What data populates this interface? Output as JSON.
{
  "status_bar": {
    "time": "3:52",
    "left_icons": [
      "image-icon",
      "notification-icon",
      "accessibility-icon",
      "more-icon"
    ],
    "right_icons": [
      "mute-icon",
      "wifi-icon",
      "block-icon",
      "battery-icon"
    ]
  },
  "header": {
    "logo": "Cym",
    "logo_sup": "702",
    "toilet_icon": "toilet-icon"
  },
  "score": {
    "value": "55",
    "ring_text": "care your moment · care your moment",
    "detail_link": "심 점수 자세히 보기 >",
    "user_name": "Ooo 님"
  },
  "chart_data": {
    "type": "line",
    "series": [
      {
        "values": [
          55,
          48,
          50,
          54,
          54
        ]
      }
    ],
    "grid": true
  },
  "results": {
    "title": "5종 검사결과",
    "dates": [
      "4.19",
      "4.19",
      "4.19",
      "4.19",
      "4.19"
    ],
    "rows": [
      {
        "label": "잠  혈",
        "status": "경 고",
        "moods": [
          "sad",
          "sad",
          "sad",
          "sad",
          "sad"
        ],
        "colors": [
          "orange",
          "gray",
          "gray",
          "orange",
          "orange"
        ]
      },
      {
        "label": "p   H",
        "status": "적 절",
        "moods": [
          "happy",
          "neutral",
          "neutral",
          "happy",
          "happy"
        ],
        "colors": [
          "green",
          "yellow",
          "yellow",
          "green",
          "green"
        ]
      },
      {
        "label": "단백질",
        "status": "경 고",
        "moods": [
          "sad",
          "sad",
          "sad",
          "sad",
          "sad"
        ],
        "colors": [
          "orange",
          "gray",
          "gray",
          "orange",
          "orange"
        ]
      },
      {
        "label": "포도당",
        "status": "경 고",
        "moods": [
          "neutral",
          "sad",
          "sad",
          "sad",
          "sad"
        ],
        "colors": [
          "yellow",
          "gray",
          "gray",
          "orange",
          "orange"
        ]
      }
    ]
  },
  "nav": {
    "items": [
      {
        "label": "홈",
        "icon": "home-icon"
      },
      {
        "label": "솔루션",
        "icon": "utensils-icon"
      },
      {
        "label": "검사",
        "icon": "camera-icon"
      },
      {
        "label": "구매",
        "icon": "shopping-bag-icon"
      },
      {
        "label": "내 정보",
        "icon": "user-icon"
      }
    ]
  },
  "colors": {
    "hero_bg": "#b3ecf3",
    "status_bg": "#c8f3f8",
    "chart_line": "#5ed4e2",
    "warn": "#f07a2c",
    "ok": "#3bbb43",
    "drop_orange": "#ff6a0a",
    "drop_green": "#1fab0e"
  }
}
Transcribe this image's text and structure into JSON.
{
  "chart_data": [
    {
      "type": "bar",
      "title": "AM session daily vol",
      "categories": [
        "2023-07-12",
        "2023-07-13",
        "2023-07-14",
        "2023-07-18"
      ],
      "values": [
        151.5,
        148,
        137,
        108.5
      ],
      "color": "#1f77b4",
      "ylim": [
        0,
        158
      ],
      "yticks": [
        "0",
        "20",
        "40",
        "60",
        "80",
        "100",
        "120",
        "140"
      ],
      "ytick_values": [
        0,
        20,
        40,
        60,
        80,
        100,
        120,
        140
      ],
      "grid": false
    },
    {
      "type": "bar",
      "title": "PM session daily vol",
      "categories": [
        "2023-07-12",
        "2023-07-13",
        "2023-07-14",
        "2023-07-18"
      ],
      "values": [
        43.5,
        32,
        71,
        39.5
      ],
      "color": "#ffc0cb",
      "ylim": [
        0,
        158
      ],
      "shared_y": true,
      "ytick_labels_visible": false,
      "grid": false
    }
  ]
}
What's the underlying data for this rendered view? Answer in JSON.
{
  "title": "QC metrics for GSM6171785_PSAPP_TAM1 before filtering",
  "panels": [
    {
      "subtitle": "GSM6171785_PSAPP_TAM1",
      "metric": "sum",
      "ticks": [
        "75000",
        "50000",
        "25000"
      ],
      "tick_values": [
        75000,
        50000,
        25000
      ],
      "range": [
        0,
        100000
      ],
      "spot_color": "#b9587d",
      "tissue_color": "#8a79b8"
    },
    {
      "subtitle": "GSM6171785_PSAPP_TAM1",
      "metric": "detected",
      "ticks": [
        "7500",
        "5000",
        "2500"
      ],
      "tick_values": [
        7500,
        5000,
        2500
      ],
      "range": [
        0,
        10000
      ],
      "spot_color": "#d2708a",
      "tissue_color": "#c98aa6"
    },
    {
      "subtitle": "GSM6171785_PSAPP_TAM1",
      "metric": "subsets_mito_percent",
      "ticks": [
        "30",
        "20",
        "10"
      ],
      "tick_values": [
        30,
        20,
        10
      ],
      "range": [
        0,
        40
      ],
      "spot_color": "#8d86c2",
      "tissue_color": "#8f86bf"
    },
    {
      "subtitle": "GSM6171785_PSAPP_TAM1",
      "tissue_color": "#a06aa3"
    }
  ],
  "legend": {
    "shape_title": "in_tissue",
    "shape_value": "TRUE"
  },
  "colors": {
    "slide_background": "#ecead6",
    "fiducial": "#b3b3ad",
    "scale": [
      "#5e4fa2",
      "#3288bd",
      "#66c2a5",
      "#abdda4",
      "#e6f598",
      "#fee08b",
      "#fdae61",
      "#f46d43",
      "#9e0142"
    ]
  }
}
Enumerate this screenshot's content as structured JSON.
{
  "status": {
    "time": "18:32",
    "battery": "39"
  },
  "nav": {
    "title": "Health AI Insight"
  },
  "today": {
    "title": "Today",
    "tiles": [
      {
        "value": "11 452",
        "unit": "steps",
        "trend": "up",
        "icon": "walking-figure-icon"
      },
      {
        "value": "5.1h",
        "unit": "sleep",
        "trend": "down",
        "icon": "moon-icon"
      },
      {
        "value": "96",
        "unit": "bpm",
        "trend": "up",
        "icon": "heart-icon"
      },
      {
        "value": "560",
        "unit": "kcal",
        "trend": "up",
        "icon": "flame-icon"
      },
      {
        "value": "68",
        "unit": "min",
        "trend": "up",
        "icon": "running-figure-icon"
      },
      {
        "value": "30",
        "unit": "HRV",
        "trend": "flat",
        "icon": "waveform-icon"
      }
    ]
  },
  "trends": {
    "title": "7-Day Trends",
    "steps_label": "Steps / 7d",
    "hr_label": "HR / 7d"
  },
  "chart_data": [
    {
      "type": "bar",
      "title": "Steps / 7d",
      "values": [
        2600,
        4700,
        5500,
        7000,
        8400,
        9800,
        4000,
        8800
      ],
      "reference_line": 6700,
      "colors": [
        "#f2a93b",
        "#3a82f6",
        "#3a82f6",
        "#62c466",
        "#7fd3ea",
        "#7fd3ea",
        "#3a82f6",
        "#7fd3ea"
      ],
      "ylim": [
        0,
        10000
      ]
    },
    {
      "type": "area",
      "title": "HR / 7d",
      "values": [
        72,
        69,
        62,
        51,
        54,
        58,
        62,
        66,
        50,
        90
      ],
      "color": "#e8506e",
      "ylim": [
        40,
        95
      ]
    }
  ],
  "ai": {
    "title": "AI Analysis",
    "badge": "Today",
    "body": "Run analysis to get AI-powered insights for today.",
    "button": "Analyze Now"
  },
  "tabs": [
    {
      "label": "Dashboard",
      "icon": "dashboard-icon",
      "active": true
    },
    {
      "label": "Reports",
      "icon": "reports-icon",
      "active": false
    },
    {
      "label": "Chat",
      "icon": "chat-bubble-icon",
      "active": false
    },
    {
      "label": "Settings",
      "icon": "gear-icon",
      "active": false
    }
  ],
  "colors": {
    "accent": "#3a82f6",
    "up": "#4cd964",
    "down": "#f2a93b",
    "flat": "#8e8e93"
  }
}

_ _ _ _

:: WRITTEN INSTRUCTION ::
Within the data above, pick out all lines holding the word "What".

:: PROBLEM SOLUTION ::
What data populates this interface? Output as JSON.
What's the underlying data for this rendered view? Answer in JSON.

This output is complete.